#### Your instructions:
Your task is to output the data exactly as it stands.

#### Data excerpts:

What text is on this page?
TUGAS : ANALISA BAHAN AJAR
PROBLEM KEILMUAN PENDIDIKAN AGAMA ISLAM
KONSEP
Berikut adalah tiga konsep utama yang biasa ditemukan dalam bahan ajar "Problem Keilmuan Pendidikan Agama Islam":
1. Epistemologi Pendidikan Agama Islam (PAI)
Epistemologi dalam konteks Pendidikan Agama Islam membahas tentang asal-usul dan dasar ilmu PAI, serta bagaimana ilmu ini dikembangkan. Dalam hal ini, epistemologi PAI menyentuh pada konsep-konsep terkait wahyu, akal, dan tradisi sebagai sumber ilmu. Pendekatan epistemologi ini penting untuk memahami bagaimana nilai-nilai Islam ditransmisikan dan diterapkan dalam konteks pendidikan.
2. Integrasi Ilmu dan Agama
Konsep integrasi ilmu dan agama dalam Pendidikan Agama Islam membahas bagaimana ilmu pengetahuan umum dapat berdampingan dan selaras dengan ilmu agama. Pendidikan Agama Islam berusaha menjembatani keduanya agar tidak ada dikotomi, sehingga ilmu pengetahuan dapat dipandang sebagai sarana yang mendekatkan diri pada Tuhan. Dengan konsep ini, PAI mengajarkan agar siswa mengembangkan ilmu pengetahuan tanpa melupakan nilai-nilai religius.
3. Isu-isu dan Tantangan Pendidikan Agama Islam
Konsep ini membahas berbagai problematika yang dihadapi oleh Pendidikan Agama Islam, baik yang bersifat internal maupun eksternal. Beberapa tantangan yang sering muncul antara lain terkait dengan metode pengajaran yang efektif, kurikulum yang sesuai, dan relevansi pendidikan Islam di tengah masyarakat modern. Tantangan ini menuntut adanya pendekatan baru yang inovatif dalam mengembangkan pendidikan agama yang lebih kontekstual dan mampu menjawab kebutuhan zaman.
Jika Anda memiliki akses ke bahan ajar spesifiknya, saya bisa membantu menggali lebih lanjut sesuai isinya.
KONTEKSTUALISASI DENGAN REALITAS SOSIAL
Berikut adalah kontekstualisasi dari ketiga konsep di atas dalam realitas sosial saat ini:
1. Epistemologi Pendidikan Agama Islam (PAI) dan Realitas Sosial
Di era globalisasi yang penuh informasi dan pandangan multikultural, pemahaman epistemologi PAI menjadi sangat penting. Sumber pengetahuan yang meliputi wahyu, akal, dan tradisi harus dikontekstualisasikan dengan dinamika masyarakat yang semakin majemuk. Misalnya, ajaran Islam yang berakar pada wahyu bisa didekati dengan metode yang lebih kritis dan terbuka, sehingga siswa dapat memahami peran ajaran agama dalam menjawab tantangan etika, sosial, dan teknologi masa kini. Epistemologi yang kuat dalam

#### Written response:
What text is on this page?
TUGAS : ANALISA BAHAN AJAR
PROBLEM KEILMUAN PENDIDIKAN AGAMA ISLAM
KONSEP
Berikut adalah tiga konsep utama yang biasa ditemukan dalam bahan ajar "Problem Keilmuan Pendidikan Agama Islam":
1. Epistemologi Pendidikan Agama Islam (PAI)
Epistemologi dalam konteks Pendidikan Agama Islam membahas tentang asal-usul dan dasar ilmu PAI, serta bagaimana ilmu ini dikembangkan. Dalam hal ini, epistemologi PAI menyentuh pada konsep-konsep terkait wahyu, akal, dan tradisi sebagai sumber ilmu. Pendekatan epistemologi ini penting untuk memahami bagaimana nilai-nilai Islam ditransmisikan dan diterapkan dalam konteks pendidikan.
2. Integrasi Ilmu dan Agama
Konsep integrasi ilmu dan agama dalam Pendidikan Agama Islam membahas bagaimana ilmu pengetahuan umum dapat berdampingan dan selaras dengan ilmu agama. Pendidikan Agama Islam berusaha menjembatani keduanya agar tidak ada dikotomi, sehingga ilmu pengetahuan dapat dipandang sebagai sarana yang mendekatkan diri pada Tuhan. Dengan konsep ini, PAI mengajarkan agar siswa mengembangkan ilmu pengetahuan tanpa melupakan nilai-nilai religius.
3. Isu-isu dan Tantangan Pendidikan Agama Islam
Konsep ini membahas berbagai problematika yang dihadapi oleh Pendidikan Agama Islam, baik yang bersifat internal maupun eksternal. Beberapa tantangan yang sering muncul antara lain terkait dengan metode pengajaran yang efektif, kurikulum yang sesuai, dan relevansi pendidikan Islam di tengah masyarakat modern. Tantangan ini menuntut adanya pendekatan baru yang inovatif dalam mengembangkan pendidikan agama yang lebih kontekstual dan mampu menjawab kebutuhan zaman.
Jika Anda memiliki akses ke bahan ajar spesifiknya, saya bisa membantu menggali lebih lanjut sesuai isinya.
KONTEKSTUALISASI DENGAN REALITAS SOSIAL
Berikut adalah kontekstualisasi dari ketiga konsep di atas dalam realitas sosial saat ini:
1. Epistemologi Pendidikan Agama Islam (PAI) dan Realitas Sosial
Di era globalisasi yang penuh informasi dan pandangan multikultural, pemahaman epistemologi PAI menjadi sangat penting. Sumber pengetahuan yang meliputi wahyu, akal, dan tradisi harus dikontekstualisasikan dengan dinamika masyarakat yang semakin majemuk. Misalnya, ajaran Islam yang berakar pada wahyu bisa didekati dengan metode yang lebih kritis dan terbuka, sehingga siswa dapat memahami peran ajaran agama dalam menjawab tantangan etika, sosial, dan teknologi masa kini. Epistemologi yang kuat dalam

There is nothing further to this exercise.